(Collected data entries)
————————

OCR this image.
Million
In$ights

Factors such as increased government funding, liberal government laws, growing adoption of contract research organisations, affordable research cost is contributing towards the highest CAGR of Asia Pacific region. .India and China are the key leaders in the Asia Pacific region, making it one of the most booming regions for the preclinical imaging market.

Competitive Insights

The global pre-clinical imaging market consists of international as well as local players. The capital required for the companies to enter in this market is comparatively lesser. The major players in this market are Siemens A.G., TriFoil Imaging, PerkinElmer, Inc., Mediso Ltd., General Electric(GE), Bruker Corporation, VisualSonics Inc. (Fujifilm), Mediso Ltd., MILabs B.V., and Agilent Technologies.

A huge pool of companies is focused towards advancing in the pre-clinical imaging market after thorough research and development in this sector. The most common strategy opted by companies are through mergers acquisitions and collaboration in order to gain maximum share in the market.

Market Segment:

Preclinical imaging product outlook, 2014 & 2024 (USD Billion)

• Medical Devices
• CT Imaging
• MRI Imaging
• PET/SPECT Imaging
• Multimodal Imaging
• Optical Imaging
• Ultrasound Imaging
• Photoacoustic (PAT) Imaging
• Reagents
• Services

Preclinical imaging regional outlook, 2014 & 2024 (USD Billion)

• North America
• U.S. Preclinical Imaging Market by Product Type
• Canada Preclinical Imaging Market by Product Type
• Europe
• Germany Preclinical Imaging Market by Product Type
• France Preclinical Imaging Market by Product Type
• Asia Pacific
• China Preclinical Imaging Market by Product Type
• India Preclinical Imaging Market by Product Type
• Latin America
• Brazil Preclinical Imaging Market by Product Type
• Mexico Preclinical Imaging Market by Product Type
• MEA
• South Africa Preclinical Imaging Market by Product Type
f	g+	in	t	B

————————

**Exercise goal:**
Where a line in the entries holds the word "Type", copy that line.

**Task solution:**
• U.S. Preclinical Imaging Market by Product Type
• Canada Preclinical Imaging Market by Product Type
• Germany Preclinical Imaging Market by Product Type
• France Preclinical Imaging Market by Product Type
• China Preclinical Imaging Market by Product Type
• India Preclinical Imaging Market by Product Type
• Brazil Preclinical Imaging Market by Product Type
• Mexico Preclinical Imaging Market by Product Type
• South Africa Preclinical Imaging Market by Product Type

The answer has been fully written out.